### What to work on
Copy out every line exactly as given.

### Source records

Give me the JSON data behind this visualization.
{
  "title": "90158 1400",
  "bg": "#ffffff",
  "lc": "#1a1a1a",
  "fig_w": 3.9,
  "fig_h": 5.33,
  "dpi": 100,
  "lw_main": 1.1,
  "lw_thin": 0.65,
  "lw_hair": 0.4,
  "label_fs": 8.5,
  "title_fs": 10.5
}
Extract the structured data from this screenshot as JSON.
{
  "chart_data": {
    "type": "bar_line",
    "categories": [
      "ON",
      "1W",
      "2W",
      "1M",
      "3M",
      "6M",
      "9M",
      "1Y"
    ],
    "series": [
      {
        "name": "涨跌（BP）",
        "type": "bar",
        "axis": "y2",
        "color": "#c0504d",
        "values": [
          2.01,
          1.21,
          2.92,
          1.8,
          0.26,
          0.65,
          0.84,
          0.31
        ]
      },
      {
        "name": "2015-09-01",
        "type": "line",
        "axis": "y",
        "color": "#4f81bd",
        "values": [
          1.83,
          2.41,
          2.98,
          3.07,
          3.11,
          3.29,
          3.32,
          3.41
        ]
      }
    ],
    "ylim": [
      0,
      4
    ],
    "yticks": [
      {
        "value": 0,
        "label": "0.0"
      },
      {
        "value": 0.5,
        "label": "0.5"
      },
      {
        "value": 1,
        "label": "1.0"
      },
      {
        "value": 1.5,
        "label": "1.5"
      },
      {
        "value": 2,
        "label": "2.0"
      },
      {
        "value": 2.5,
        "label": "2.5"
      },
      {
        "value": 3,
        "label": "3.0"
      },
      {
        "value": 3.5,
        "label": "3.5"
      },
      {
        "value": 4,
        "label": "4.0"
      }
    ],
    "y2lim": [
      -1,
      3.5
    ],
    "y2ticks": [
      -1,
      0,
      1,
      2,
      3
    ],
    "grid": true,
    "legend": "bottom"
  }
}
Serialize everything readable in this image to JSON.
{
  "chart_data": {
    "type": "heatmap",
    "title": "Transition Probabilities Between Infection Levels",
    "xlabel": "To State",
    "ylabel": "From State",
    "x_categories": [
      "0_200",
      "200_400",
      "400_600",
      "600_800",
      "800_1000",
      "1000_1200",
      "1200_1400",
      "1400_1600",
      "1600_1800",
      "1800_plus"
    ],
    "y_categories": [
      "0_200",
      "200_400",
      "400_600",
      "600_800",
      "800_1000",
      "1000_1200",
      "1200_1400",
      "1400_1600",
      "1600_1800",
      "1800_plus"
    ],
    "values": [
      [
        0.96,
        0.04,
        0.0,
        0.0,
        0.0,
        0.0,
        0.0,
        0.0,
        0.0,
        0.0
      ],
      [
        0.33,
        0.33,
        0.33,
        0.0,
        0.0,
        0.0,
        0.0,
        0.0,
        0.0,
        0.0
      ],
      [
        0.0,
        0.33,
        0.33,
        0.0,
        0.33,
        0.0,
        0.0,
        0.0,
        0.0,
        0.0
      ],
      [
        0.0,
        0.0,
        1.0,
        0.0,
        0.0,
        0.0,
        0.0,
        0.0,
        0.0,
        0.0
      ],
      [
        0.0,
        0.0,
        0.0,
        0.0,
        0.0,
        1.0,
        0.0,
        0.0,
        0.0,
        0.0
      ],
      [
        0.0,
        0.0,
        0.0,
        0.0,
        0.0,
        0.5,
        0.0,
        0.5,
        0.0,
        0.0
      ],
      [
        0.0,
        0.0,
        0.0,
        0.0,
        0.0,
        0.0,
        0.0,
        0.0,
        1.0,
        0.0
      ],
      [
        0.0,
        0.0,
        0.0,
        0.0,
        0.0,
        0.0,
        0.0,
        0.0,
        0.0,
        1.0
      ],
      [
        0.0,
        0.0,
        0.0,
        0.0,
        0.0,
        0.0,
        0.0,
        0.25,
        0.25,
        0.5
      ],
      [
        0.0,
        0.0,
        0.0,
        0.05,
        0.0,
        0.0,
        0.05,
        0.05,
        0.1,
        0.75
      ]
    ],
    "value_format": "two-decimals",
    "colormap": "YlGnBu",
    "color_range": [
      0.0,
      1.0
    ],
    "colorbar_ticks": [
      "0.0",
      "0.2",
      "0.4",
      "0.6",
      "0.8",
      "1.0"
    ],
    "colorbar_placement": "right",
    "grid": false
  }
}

### Written solution
Give me the JSON data behind this visualization.
{
  "title": "90158 1400",
  "bg": "#ffffff",
  "lc": "#1a1a1a",
  "fig_w": 3.9,
  "fig_h": 5.33,
  "dpi": 100,
  "lw_main": 1.1,
  "lw_thin": 0.65,
  "lw_hair": 0.4,
  "label_fs": 8.5,
  "title_fs": 10.5
}
Extract the structured data from this screenshot as JSON.
{
  "chart_data": {
    "type": "bar_line",
    "categories": [
      "ON",
      "1W",
      "2W",
      "1M",
      "3M",
      "6M",
      "9M",
      "1Y"
    ],
    "series": [
      {
        "name": "涨跌（BP）",
        "type": "bar",
        "axis": "y2",
        "color": "#c0504d",
        "values": [
          2.01,
          1.21,
          2.92,
          1.8,
          0.26,
          0.65,
          0.84,
          0.31
        ]
      },
      {
        "name": "2015-09-01",
        "type": "line",
        "axis": "y",
        "color": "#4f81bd",
        "values": [
          1.83,
          2.41,
          2.98,
          3.07,
          3.11,
          3.29,
          3.32,
          3.41
        ]
      }
    ],
    "ylim": [
      0,
      4
    ],
    "yticks": [
      {
        "value": 0,
        "label": "0.0"
      },
      {
        "value": 0.5,
        "label": "0.5"
      },
      {
        "value": 1,
        "label": "1.0"
      },
      {
        "value": 1.5,
        "label": "1.5"
      },
      {
        "value": 2,
        "label": "2.0"
      },
      {
        "value": 2.5,
        "label": "2.5"
      },
      {
        "value": 3,
        "label": "3.0"
      },
      {
        "value": 3.5,
        "label": "3.5"
      },
      {
        "value": 4,
        "label": "4.0"
      }
    ],
    "y2lim": [
      -1,
      3.5
    ],
    "y2ticks": [
      -1,
      0,
      1,
      2,
      3
    ],
    "grid": true,
    "legend": "bottom"
  }
}
Serialize everything readable in this image to JSON.
{
  "chart_data": {
    "type": "heatmap",
    "title": "Transition Probabilities Between Infection Levels",
    "xlabel": "To State",
    "ylabel": "From State",
    "x_categories": [
      "0_200",
      "200_400",
      "400_600",
      "600_800",
      "800_1000",
      "1000_1200",
      "1200_1400",
      "1400_1600",
      "1600_1800",
      "1800_plus"
    ],
    "y_categories": [
      "0_200",
      "200_400",
      "400_600",
      "600_800",
      "800_1000",
      "1000_1200",
      "1200_1400",
      "1400_1600",
      "1600_1800",
      "1800_plus"
    ],
    "values": [
      [
        0.96,
        0.04,
        0.0,
        0.0,
        0.0,
        0.0,
        0.0,
        0.0,
        0.0,
        0.0
      ],
      [
        0.33,
        0.33,
        0.33,
        0.0,
        0.0,
        0.0,
        0.0,
        0.0,
        0.0,
        0.0
      ],
      [
        0.0,
        0.33,
        0.33,
        0.0,
        0.33,
        0.0,
        0.0,
        0.0,
        0.0,
        0.0
      ],
      [
        0.0,
        0.0,
        1.0,
        0.0,
        0.0,
        0.0,
        0.0,
        0.0,
        0.0,
        0.0
      ],
      [
        0.0,
        0.0,
        0.0,
        0.0,
        0.0,
        1.0,
        0.0,
        0.0,
        0.0,
        0.0
      ],
      [
        0.0,
        0.0,
        0.0,
        0.0,
        0.0,
        0.5,
        0.0,
        0.5,
        0.0,
        0.0
      ],
      [
        0.0,
        0.0,
        0.0,
        0.0,
        0.0,
        0.0,
        0.0,
        0.0,
        1.0,
        0.0
      ],
      [
        0.0,
        0.0,
        0.0,
        0.0,
        0.0,
        0.0,
        0.0,
        0.0,
        0.0,
        1.0
      ],
      [
        0.0,
        0.0,
        0.0,
        0.0,
        0.0,
        0.0,
        0.0,
        0.25,
        0.25,
        0.5
      ],
      [
        0.0,
        0.0,
        0.0,
        0.05,
        0.0,
        0.0,
        0.05,
        0.05,
        0.1,
        0.75
      ]
    ],
    "value_format": "two-decimals",
    "colormap": "YlGnBu",
    "color_range": [
      0.0,
      1.0
    ],
    "colorbar_ticks": [
      "0.0",
      "0.2",
      "0.4",
      "0.6",
      "0.8",
      "1.0"
    ],
    "colorbar_placement": "right",
    "grid": false
  }
}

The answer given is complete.